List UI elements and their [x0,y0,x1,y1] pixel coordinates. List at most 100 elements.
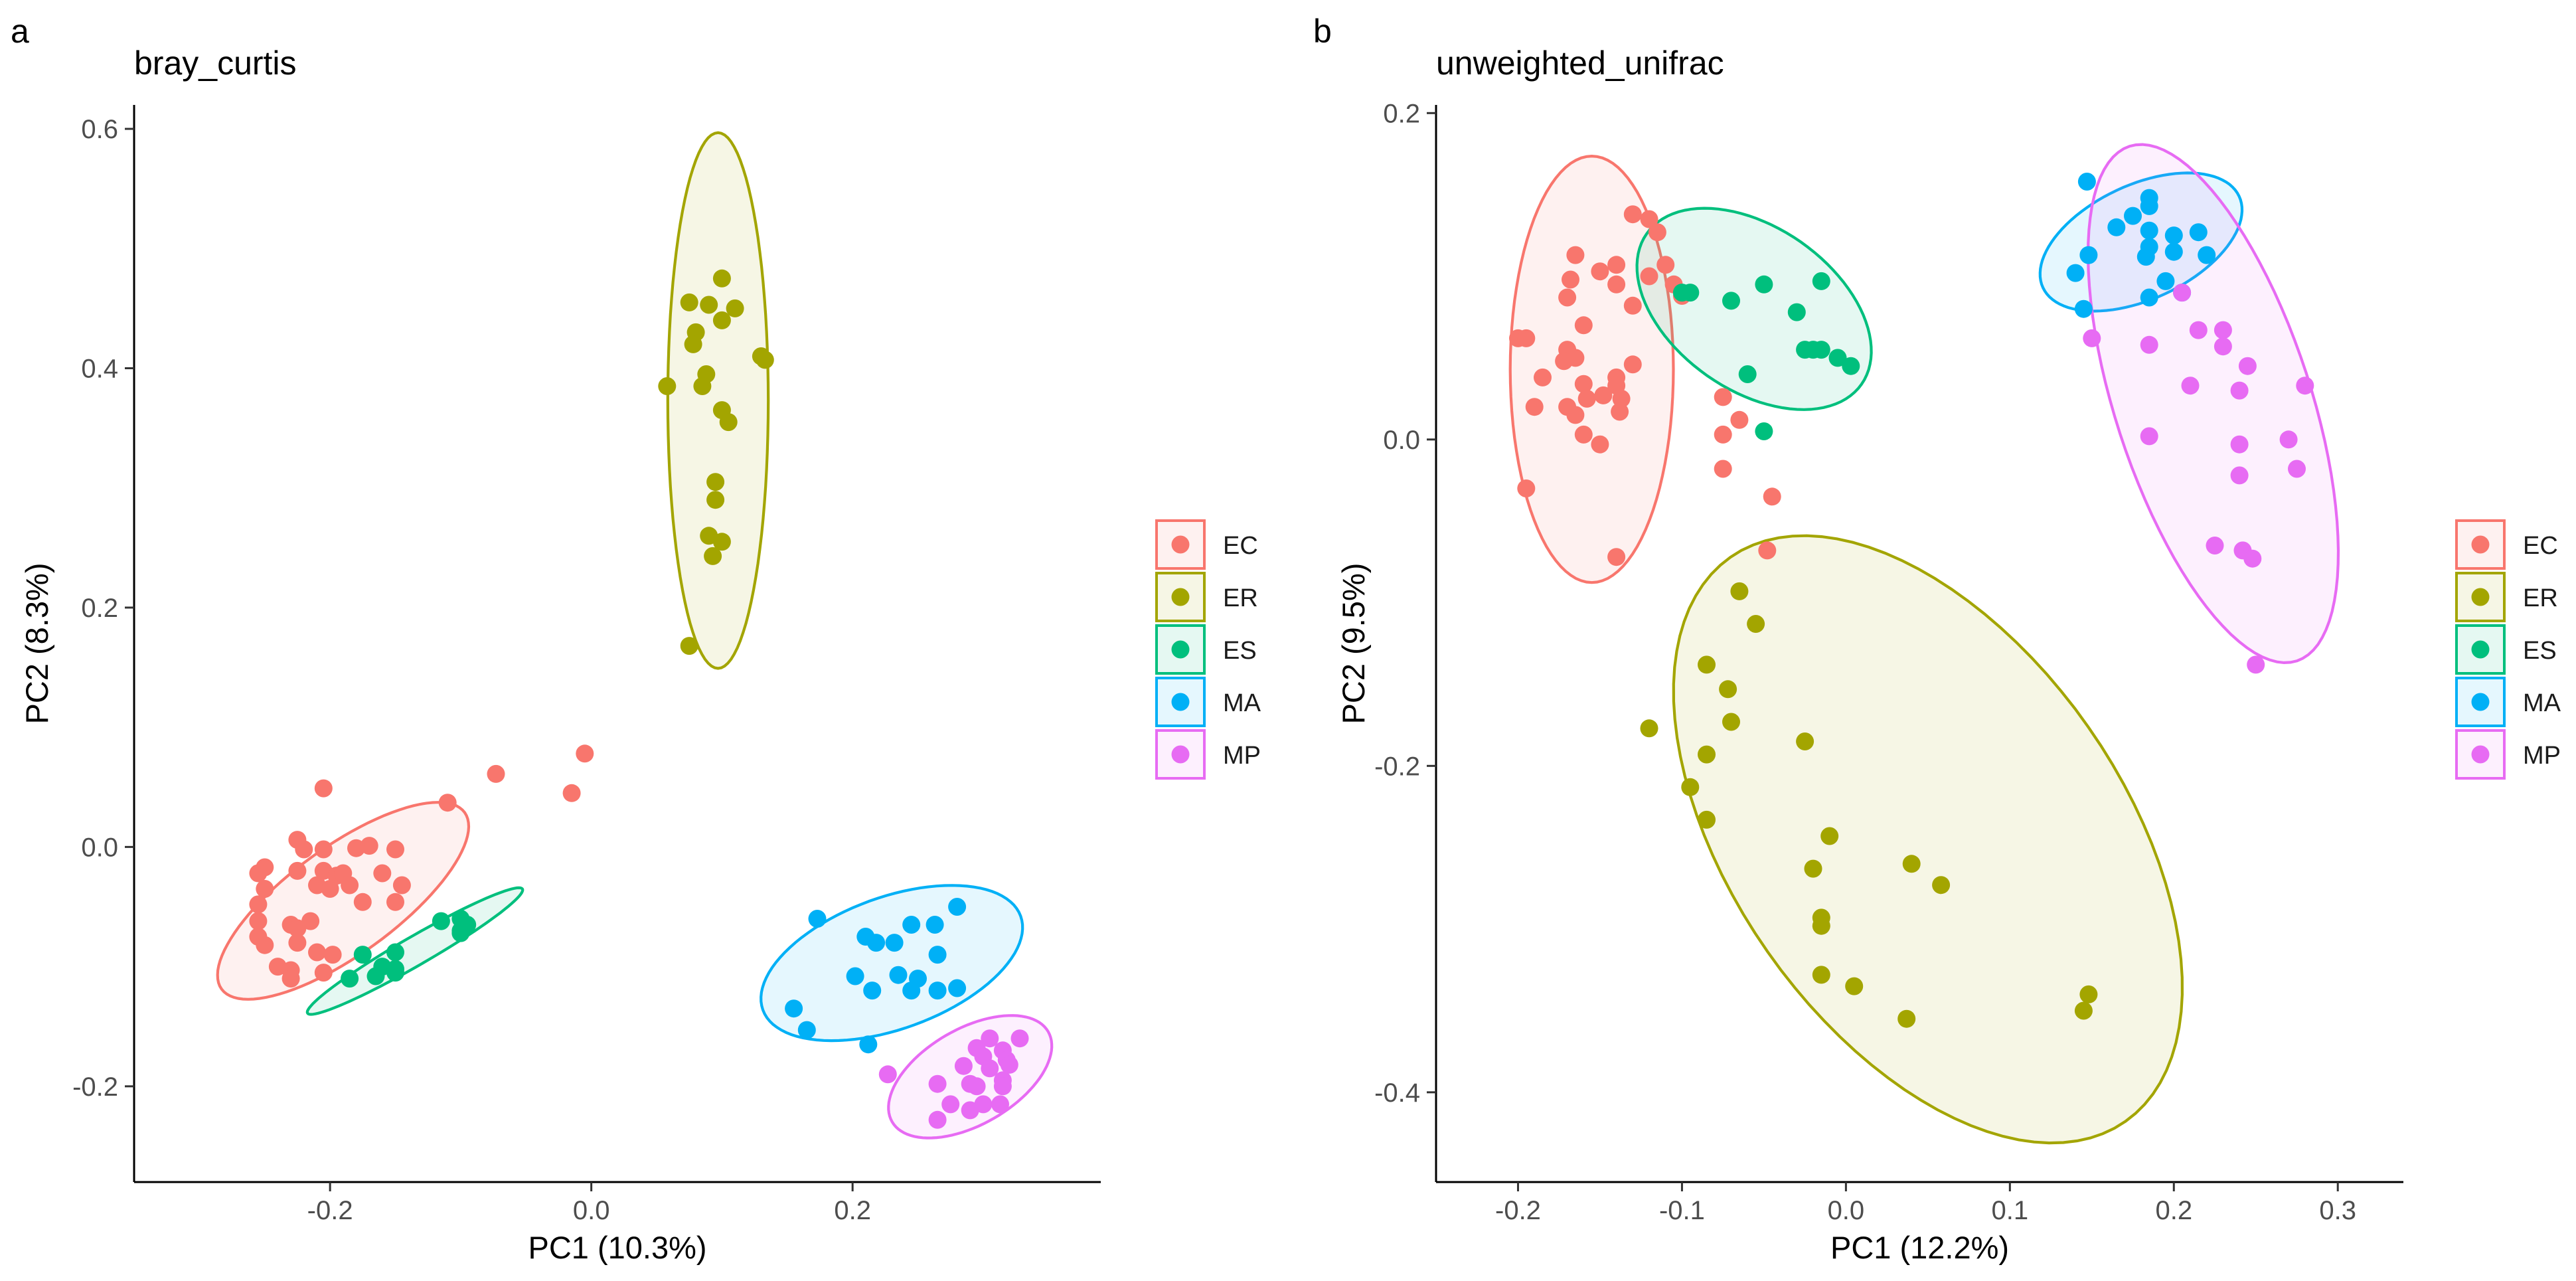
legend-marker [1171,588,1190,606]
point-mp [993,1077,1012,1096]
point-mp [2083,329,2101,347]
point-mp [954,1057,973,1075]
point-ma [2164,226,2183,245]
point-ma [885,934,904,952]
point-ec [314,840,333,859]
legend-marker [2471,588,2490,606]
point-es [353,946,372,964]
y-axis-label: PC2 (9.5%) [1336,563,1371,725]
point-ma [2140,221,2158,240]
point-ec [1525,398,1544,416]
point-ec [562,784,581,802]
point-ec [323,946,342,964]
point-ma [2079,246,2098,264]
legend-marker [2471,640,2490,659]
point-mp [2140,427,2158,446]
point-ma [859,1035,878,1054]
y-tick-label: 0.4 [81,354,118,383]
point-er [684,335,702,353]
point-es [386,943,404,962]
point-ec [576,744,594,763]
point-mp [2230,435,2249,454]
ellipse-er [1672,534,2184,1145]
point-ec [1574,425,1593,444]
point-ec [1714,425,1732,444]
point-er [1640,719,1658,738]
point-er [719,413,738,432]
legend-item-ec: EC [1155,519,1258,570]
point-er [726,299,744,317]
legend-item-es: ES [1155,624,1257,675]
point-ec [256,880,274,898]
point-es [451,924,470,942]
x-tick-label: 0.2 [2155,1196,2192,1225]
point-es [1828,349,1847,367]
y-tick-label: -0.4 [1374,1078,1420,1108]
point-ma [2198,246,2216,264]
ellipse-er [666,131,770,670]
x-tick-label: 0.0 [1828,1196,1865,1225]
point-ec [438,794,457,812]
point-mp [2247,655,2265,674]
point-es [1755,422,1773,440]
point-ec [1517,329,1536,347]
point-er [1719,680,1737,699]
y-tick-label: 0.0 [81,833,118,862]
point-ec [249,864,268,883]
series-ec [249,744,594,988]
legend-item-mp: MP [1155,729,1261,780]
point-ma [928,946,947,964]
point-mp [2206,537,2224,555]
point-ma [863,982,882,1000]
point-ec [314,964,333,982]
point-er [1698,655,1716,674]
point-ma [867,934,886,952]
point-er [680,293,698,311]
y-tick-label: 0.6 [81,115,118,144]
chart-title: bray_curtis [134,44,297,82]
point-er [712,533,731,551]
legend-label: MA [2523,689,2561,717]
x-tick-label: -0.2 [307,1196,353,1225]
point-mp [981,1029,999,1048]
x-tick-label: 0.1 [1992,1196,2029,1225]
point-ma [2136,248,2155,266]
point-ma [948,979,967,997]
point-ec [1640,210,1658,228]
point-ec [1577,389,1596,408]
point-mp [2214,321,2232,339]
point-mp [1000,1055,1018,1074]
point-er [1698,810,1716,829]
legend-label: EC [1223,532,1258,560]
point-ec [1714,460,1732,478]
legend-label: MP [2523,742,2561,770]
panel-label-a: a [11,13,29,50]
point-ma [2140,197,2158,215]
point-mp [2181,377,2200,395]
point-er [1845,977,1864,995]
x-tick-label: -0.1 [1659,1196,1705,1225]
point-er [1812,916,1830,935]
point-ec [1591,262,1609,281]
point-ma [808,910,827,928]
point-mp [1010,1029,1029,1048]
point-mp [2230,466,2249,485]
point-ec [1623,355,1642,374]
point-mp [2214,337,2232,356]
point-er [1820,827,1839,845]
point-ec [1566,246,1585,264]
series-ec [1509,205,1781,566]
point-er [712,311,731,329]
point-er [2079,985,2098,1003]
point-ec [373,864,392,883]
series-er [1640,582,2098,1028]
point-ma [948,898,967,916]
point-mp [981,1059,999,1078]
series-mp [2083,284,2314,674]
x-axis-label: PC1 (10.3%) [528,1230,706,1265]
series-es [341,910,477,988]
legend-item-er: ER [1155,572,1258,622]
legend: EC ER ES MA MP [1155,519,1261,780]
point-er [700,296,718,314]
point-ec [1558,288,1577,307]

==

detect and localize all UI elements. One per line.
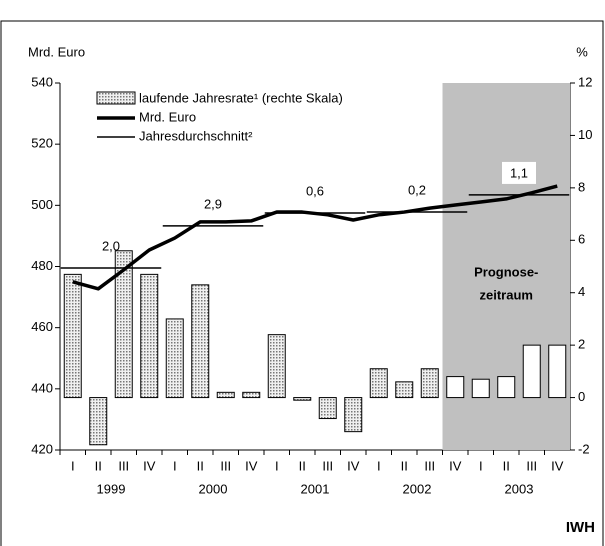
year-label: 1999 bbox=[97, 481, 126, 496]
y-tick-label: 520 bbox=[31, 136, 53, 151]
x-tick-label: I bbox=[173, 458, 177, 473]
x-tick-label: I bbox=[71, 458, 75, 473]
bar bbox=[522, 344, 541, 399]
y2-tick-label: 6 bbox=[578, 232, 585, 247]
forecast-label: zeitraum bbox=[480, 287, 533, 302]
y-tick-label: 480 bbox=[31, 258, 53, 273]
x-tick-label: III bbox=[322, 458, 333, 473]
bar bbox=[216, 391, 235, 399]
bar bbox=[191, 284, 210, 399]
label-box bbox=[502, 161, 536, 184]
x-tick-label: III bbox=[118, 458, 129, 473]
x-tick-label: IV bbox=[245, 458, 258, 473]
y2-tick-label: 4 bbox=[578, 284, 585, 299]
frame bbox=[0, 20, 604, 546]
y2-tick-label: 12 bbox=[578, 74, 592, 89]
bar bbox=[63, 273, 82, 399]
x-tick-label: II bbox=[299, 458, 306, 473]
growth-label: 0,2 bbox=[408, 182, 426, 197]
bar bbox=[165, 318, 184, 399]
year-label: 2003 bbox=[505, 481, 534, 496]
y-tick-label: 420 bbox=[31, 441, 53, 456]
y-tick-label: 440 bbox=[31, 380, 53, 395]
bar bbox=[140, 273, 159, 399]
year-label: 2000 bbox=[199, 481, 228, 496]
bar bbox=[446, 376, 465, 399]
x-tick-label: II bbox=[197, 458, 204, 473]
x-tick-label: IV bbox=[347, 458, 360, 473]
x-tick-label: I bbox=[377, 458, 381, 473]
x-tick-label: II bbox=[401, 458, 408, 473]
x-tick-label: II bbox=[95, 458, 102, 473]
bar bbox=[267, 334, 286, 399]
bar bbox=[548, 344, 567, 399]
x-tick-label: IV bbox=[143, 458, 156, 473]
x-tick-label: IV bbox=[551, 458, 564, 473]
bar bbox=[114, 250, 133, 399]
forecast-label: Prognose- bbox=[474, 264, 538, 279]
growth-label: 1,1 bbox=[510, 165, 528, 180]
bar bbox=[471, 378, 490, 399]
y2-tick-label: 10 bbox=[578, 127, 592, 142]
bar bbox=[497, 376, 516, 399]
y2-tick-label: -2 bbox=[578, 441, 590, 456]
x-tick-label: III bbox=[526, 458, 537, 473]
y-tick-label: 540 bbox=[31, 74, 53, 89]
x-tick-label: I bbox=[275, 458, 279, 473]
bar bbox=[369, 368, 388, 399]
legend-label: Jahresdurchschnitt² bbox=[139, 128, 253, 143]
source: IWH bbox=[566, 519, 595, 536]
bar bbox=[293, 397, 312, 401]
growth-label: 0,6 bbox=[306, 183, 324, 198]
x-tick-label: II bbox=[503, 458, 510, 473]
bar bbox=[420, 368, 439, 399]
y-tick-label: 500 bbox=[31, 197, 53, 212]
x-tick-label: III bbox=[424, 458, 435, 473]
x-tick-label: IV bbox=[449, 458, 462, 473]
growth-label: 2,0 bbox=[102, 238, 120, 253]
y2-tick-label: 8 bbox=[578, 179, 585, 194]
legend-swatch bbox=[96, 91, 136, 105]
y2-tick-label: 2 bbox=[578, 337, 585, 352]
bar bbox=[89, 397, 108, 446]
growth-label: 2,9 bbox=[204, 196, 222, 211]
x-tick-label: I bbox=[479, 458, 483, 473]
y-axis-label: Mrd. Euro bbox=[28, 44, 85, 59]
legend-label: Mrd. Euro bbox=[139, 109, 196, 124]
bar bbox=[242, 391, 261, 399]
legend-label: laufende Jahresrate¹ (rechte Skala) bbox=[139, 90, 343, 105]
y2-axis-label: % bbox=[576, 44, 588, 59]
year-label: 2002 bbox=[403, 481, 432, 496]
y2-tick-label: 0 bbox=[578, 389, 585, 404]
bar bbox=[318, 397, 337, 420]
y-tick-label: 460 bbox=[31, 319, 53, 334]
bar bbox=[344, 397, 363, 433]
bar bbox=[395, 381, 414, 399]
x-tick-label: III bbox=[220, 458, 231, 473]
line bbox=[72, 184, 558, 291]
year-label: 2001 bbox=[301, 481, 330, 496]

WHAT IS EXPECTED.
Rewrite the stretch of records from the line that contains "legend-marker [1171,588,1190,606]" through the line that contains "point-er [1719,680,1737,699]", replacing every occurrence of "point-ec" with "marker-ec" and leaving everything else unchanged.

RESULT.
legend-marker [1171,588,1190,606]
point-mp [993,1077,1012,1096]
point-mp [2083,329,2101,347]
point-mp [954,1057,973,1075]
point-ma [2164,226,2183,245]
point-ma [885,934,904,952]
marker-ec [314,840,333,859]
legend-marker [2471,588,2490,606]
point-es [353,946,372,964]
y-axis-label: PC2 (9.5%) [1336,563,1371,725]
point-ma [2140,221,2158,240]
marker-ec [1525,398,1544,416]
marker-ec [562,784,581,802]
marker-ec [323,946,342,964]
point-ma [2079,246,2098,264]
legend-marker [2471,640,2490,659]
point-mp [2140,427,2158,446]
point-ma [859,1035,878,1054]
y-tick-label: 0.4 [81,354,118,383]
point-er [684,335,702,353]
point-es [386,943,404,962]
marker-ec [576,744,594,763]
point-mp [2230,435,2249,454]
ellipse-er [1672,534,2184,1145]
marker-ec [1574,425,1593,444]
marker-ec [1714,425,1732,444]
point-er [1640,719,1658,738]
point-er [719,413,738,432]
legend-item-ec: EC [1155,519,1258,570]
point-er [726,299,744,317]
legend-item-es: ES [1155,624,1257,675]
marker-ec [256,880,274,898]
point-es [451,924,470,942]
x-tick-label: 0.2 [2155,1196,2192,1225]
point-es [1828,349,1847,367]
y-tick-label: -0.4 [1374,1078,1420,1108]
point-ma [2198,246,2216,264]
ellipse-er [666,131,770,670]
x-tick-label: 0.0 [1828,1196,1865,1225]
marker-ec [438,794,457,812]
point-mp [2247,655,2265,674]
point-es [1755,422,1773,440]
marker-ec [1517,329,1536,347]
point-er [1719,680,1737,699]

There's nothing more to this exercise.